GOAL: Restate the data below word for word. Skip any images it contains.

- - - - -

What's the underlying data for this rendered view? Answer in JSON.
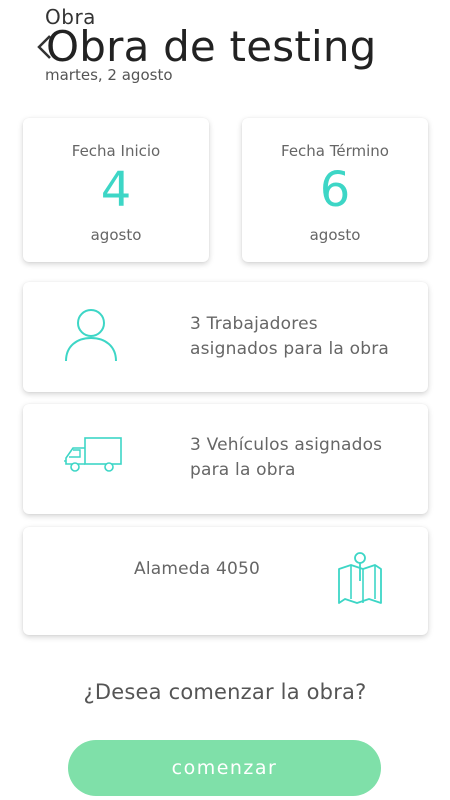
{
  "header": {
    "label": "Obra",
    "title": "Obra de testing",
    "date": "martes, 2 agosto"
  },
  "dates": {
    "start": {
      "label": "Fecha Inicio",
      "day": "4",
      "month": "agosto"
    },
    "end": {
      "label": "Fecha Término",
      "day": "6",
      "month": "agosto"
    }
  },
  "workers": {
    "icon": "person-icon",
    "text": "3 Trabajadores asignados para la obra"
  },
  "vehicles": {
    "icon": "truck-icon",
    "text": "3 Vehículos asignados para la obra"
  },
  "address": {
    "icon": "map-icon",
    "text": "Alameda 4050"
  },
  "question": "¿Desea comenzar la obra?",
  "start_button": "comenzar",
  "colors": {
    "accent": "#3dd6c6",
    "button": "#7fe0a9"
  }
}
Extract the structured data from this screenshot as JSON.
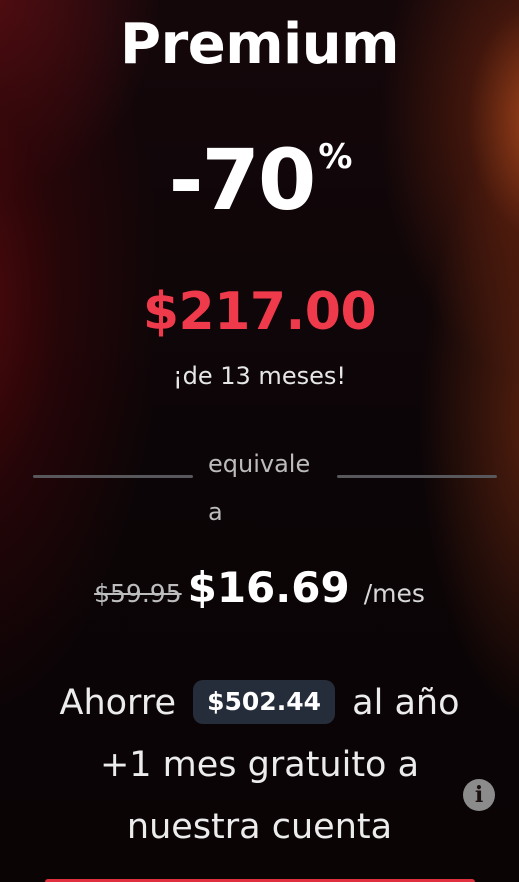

- - - - -

CORRECT ANSWER:
What's the underlying data for this rendered view? Answer in JSON.
{
  "header": {
    "label": "Obra",
    "title": "Obra de testing",
    "date": "martes, 2 agosto"
  },
  "dates": {
    "start": {
      "label": "Fecha Inicio",
      "day": "4",
      "month": "agosto"
    },
    "end": {
      "label": "Fecha Término",
      "day": "6",
      "month": "agosto"
    }
  },
  "workers": {
    "icon": "person-icon",
    "text": "3 Trabajadores asignados para la obra"
  },
  "vehicles": {
    "icon": "truck-icon",
    "text": "3 Vehículos asignados para la obra"
  },
  "address": {
    "icon": "map-icon",
    "text": "Alameda 4050"
  },
  "question": "¿Desea comenzar la obra?",
  "start_button": "comenzar",
  "colors": {
    "accent": "#3dd6c6",
    "button": "#7fe0a9"
  }
}
Extract the structured data from this screenshot as JSON.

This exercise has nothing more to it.